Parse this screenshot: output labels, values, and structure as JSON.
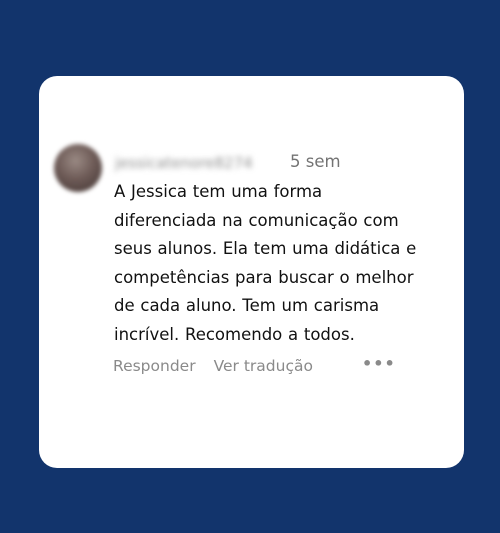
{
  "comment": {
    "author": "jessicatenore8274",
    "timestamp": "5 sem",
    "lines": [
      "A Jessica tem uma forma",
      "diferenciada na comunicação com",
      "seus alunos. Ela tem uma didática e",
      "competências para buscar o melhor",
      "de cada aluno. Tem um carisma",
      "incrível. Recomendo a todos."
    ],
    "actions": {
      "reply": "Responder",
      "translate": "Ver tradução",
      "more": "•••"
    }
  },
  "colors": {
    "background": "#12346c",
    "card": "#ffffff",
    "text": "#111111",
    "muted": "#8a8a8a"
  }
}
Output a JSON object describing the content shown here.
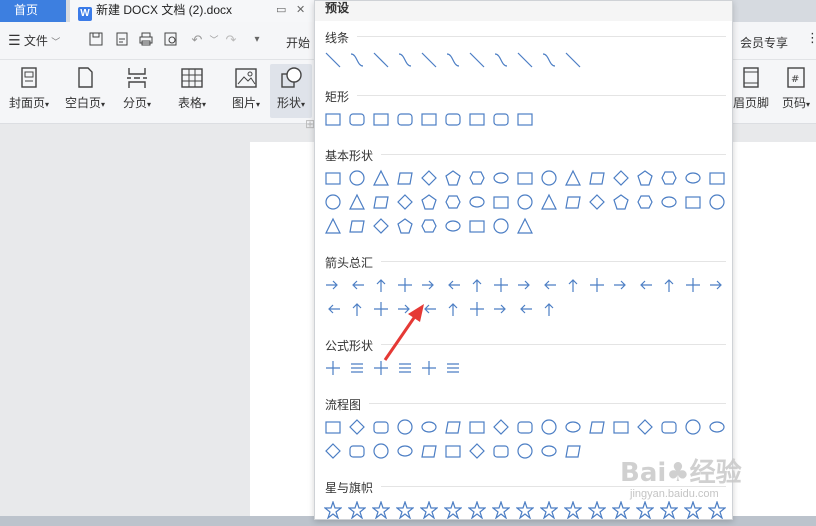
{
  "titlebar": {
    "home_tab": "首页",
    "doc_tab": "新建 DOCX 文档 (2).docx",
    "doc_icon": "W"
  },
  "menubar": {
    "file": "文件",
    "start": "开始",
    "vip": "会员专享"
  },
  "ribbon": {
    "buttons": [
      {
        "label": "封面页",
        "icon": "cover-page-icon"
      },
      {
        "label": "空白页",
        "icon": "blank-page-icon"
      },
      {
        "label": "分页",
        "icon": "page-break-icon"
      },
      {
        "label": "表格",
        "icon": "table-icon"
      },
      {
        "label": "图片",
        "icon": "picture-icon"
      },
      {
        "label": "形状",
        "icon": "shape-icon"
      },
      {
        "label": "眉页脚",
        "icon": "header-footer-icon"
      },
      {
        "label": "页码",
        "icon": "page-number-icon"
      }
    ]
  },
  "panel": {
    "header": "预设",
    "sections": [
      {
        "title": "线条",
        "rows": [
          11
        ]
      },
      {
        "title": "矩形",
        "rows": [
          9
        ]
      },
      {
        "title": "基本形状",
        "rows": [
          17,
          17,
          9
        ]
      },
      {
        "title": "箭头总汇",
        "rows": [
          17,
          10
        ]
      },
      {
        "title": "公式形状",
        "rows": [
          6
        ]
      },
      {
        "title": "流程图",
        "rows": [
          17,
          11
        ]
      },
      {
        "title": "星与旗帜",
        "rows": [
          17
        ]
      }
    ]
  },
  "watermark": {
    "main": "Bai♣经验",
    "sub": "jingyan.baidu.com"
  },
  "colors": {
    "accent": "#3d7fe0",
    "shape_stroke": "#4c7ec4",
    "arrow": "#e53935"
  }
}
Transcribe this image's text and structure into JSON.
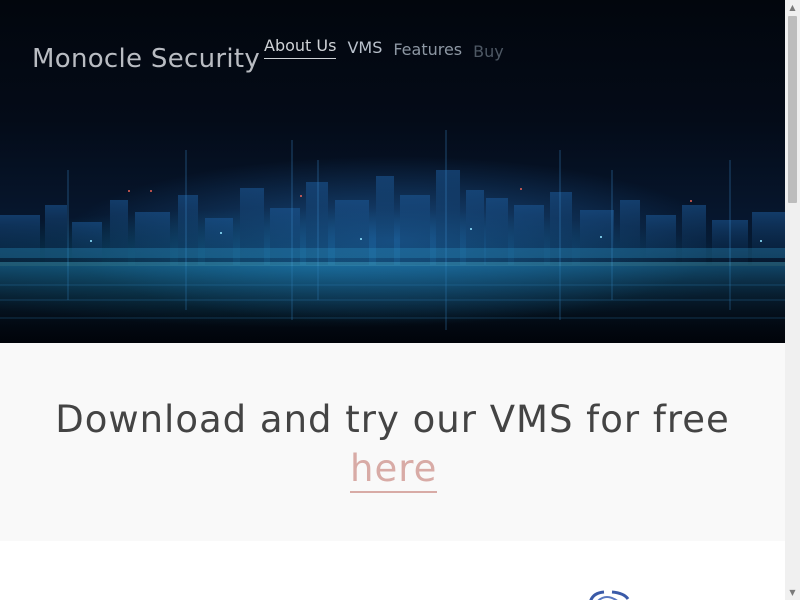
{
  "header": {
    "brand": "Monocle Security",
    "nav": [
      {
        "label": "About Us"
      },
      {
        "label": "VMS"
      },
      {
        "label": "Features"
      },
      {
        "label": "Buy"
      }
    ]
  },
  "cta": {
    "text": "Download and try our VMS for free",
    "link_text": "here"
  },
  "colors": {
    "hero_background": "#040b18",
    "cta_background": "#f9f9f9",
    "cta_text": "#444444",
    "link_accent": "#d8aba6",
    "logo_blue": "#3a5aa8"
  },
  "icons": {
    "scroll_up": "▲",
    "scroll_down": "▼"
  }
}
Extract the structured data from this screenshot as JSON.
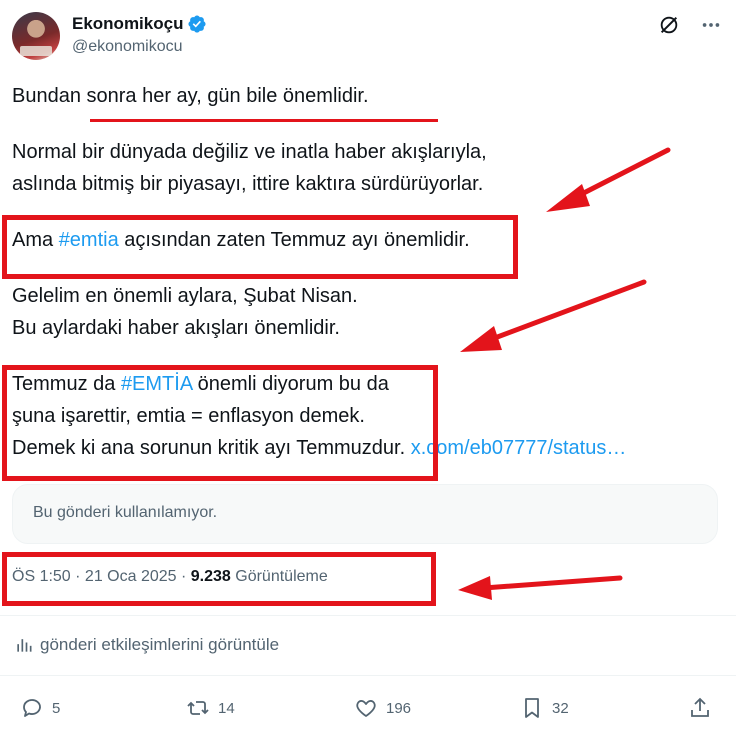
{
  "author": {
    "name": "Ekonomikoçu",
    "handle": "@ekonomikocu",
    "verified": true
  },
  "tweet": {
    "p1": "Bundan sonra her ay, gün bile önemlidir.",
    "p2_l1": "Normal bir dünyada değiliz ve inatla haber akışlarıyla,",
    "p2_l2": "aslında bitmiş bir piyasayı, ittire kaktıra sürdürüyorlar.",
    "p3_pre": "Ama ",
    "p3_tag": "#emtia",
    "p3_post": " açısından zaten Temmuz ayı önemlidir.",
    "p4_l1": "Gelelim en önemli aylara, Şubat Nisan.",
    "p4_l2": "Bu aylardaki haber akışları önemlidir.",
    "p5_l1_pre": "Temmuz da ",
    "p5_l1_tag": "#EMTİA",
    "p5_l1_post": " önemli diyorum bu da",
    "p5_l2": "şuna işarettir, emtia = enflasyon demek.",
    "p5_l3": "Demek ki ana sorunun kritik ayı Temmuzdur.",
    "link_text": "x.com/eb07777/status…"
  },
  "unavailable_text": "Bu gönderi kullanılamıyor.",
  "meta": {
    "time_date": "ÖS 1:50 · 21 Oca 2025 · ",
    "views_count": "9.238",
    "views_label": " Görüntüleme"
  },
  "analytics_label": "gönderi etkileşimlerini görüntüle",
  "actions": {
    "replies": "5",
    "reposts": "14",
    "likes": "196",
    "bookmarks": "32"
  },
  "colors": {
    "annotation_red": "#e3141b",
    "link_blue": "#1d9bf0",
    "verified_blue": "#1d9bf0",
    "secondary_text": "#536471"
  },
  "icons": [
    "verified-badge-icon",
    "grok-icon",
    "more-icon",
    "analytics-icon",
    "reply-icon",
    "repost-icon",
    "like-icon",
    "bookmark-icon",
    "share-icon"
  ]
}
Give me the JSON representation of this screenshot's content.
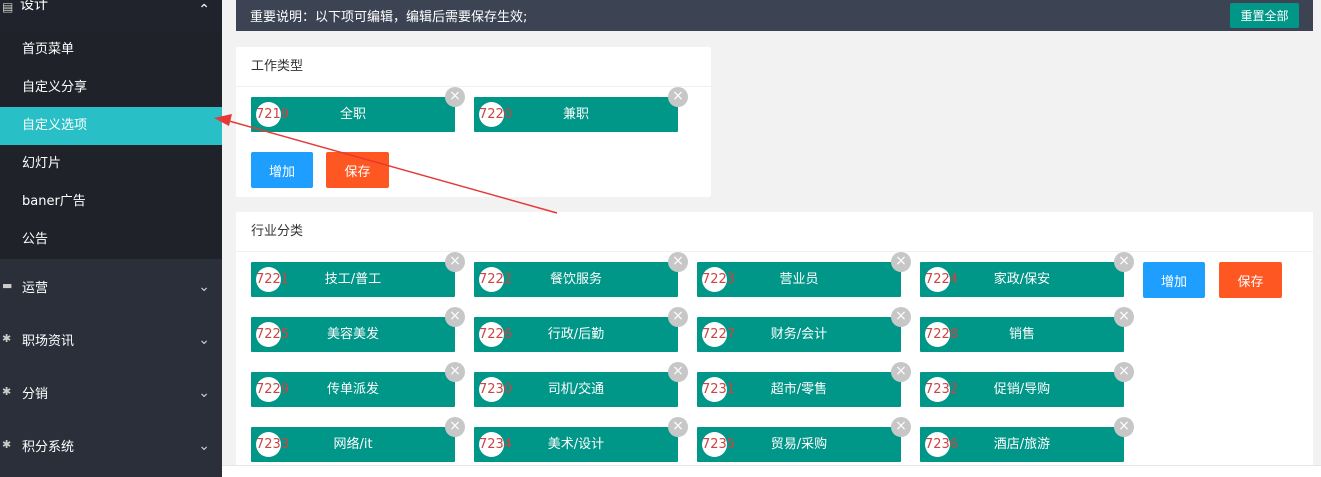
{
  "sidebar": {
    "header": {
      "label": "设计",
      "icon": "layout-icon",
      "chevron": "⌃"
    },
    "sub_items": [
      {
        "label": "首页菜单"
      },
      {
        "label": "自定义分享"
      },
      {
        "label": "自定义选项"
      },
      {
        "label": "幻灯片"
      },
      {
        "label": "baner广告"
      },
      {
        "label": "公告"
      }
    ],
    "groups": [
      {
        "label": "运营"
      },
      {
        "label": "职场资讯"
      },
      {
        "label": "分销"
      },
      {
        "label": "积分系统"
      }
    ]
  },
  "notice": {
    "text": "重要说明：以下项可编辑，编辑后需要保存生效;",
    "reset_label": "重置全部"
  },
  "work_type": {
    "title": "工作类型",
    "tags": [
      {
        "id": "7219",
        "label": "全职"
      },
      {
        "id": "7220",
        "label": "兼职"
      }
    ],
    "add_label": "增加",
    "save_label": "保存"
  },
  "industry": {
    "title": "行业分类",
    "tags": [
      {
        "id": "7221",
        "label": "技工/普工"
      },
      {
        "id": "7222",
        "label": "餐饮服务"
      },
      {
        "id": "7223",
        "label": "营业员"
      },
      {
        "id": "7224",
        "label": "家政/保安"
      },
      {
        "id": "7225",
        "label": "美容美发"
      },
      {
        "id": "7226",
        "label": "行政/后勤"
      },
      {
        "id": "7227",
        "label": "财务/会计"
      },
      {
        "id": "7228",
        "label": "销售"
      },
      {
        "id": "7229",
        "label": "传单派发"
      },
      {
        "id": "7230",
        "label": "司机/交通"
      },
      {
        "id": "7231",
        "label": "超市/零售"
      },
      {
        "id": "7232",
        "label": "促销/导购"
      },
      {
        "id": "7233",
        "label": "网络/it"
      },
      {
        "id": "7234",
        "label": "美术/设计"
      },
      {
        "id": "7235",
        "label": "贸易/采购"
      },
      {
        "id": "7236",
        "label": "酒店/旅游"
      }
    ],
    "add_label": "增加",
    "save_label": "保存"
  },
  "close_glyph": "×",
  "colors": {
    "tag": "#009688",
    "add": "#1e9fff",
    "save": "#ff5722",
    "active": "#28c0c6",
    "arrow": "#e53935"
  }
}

**Problem details:** Leave out the pictures and transcribe the entries above exactly.

**Worked solution:**
Parse this screenshot: output labels, values, and structure as JSON.
{
  "comment": {
    "author": "jessicatenore8274",
    "timestamp": "5 sem",
    "lines": [
      "A Jessica tem uma forma",
      "diferenciada na comunicação com",
      "seus alunos. Ela tem uma didática e",
      "competências para buscar o melhor",
      "de cada aluno. Tem um carisma",
      "incrível. Recomendo a todos."
    ],
    "actions": {
      "reply": "Responder",
      "translate": "Ver tradução",
      "more": "•••"
    }
  },
  "colors": {
    "background": "#12346c",
    "card": "#ffffff",
    "text": "#111111",
    "muted": "#8a8a8a"
  }
}
Output a JSON object describing the content shown here.
{
  "titlebar": {
    "home_tab": "首页",
    "doc_tab": "新建 DOCX 文档 (2).docx",
    "doc_icon": "W"
  },
  "menubar": {
    "file": "文件",
    "start": "开始",
    "vip": "会员专享"
  },
  "ribbon": {
    "buttons": [
      {
        "label": "封面页",
        "icon": "cover-page-icon"
      },
      {
        "label": "空白页",
        "icon": "blank-page-icon"
      },
      {
        "label": "分页",
        "icon": "page-break-icon"
      },
      {
        "label": "表格",
        "icon": "table-icon"
      },
      {
        "label": "图片",
        "icon": "picture-icon"
      },
      {
        "label": "形状",
        "icon": "shape-icon"
      },
      {
        "label": "眉页脚",
        "icon": "header-footer-icon"
      },
      {
        "label": "页码",
        "icon": "page-number-icon"
      }
    ]
  },
  "panel": {
    "header": "预设",
    "sections": [
      {
        "title": "线条",
        "rows": [
          11
        ]
      },
      {
        "title": "矩形",
        "rows": [
          9
        ]
      },
      {
        "title": "基本形状",
        "rows": [
          17,
          17,
          9
        ]
      },
      {
        "title": "箭头总汇",
        "rows": [
          17,
          10
        ]
      },
      {
        "title": "公式形状",
        "rows": [
          6
        ]
      },
      {
        "title": "流程图",
        "rows": [
          17,
          11
        ]
      },
      {
        "title": "星与旗帜",
        "rows": [
          17
        ]
      }
    ]
  },
  "watermark": {
    "main": "Bai♣经验",
    "sub": "jingyan.baidu.com"
  },
  "colors": {
    "accent": "#3d7fe0",
    "shape_stroke": "#4c7ec4",
    "arrow": "#e53935"
  }
}
Transcribe this image's text and structure into JSON.
{
  "header": {
    "brand": "Monocle Security",
    "nav": [
      {
        "label": "About Us"
      },
      {
        "label": "VMS"
      },
      {
        "label": "Features"
      },
      {
        "label": "Buy"
      }
    ]
  },
  "cta": {
    "text": "Download and try our VMS for free",
    "link_text": "here"
  },
  "colors": {
    "hero_background": "#040b18",
    "cta_background": "#f9f9f9",
    "cta_text": "#444444",
    "link_accent": "#d8aba6",
    "logo_blue": "#3a5aa8"
  },
  "icons": {
    "scroll_up": "▲",
    "scroll_down": "▼"
  }
}
Extract the structured data from this screenshot as JSON.
{
  "author": {
    "name": "Ekonomikoçu",
    "handle": "@ekonomikocu",
    "verified": true
  },
  "tweet": {
    "p1": "Bundan sonra her ay, gün bile önemlidir.",
    "p2_l1": "Normal bir dünyada değiliz ve inatla haber akışlarıyla,",
    "p2_l2": "aslında bitmiş bir piyasayı, ittire kaktıra sürdürüyorlar.",
    "p3_pre": "Ama ",
    "p3_tag": "#emtia",
    "p3_post": " açısından zaten Temmuz ayı önemlidir.",
    "p4_l1": "Gelelim en önemli aylara, Şubat Nisan.",
    "p4_l2": "Bu aylardaki haber akışları önemlidir.",
    "p5_l1_pre": "Temmuz da ",
    "p5_l1_tag": "#EMTİA",
    "p5_l1_post": " önemli diyorum bu da",
    "p5_l2": "şuna işarettir, emtia = enflasyon demek.",
    "p5_l3": "Demek ki ana sorunun kritik ayı Temmuzdur.",
    "link_text": "x.com/eb07777/status…"
  },
  "unavailable_text": "Bu gönderi kullanılamıyor.",
  "meta": {
    "time_date": "ÖS 1:50 · 21 Oca 2025 · ",
    "views_count": "9.238",
    "views_label": " Görüntüleme"
  },
  "analytics_label": "gönderi etkileşimlerini görüntüle",
  "actions": {
    "replies": "5",
    "reposts": "14",
    "likes": "196",
    "bookmarks": "32"
  },
  "colors": {
    "annotation_red": "#e3141b",
    "link_blue": "#1d9bf0",
    "verified_blue": "#1d9bf0",
    "secondary_text": "#536471"
  },
  "icons": [
    "verified-badge-icon",
    "grok-icon",
    "more-icon",
    "analytics-icon",
    "reply-icon",
    "repost-icon",
    "like-icon",
    "bookmark-icon",
    "share-icon"
  ]
}
Give me the JSON representation of this screenshot's content.
{
  "sidebar": {
    "header": {
      "label": "设计",
      "icon": "layout-icon",
      "chevron": "⌃"
    },
    "sub_items": [
      {
        "label": "首页菜单"
      },
      {
        "label": "自定义分享"
      },
      {
        "label": "自定义选项"
      },
      {
        "label": "幻灯片"
      },
      {
        "label": "baner广告"
      },
      {
        "label": "公告"
      }
    ],
    "groups": [
      {
        "label": "运营"
      },
      {
        "label": "职场资讯"
      },
      {
        "label": "分销"
      },
      {
        "label": "积分系统"
      }
    ]
  },
  "notice": {
    "text": "重要说明：以下项可编辑，编辑后需要保存生效;",
    "reset_label": "重置全部"
  },
  "work_type": {
    "title": "工作类型",
    "tags": [
      {
        "id": "7219",
        "label": "全职"
      },
      {
        "id": "7220",
        "label": "兼职"
      }
    ],
    "add_label": "增加",
    "save_label": "保存"
  },
  "industry": {
    "title": "行业分类",
    "tags": [
      {
        "id": "7221",
        "label": "技工/普工"
      },
      {
        "id": "7222",
        "label": "餐饮服务"
      },
      {
        "id": "7223",
        "label": "营业员"
      },
      {
        "id": "7224",
        "label": "家政/保安"
      },
      {
        "id": "7225",
        "label": "美容美发"
      },
      {
        "id": "7226",
        "label": "行政/后勤"
      },
      {
        "id": "7227",
        "label": "财务/会计"
      },
      {
        "id": "7228",
        "label": "销售"
      },
      {
        "id": "7229",
        "label": "传单派发"
      },
      {
        "id": "7230",
        "label": "司机/交通"
      },
      {
        "id": "7231",
        "label": "超市/零售"
      },
      {
        "id": "7232",
        "label": "促销/导购"
      },
      {
        "id": "7233",
        "label": "网络/it"
      },
      {
        "id": "7234",
        "label": "美术/设计"
      },
      {
        "id": "7235",
        "label": "贸易/采购"
      },
      {
        "id": "7236",
        "label": "酒店/旅游"
      }
    ],
    "add_label": "增加",
    "save_label": "保存"
  },
  "close_glyph": "×",
  "colors": {
    "tag": "#009688",
    "add": "#1e9fff",
    "save": "#ff5722",
    "active": "#28c0c6",
    "arrow": "#e53935"
  }
}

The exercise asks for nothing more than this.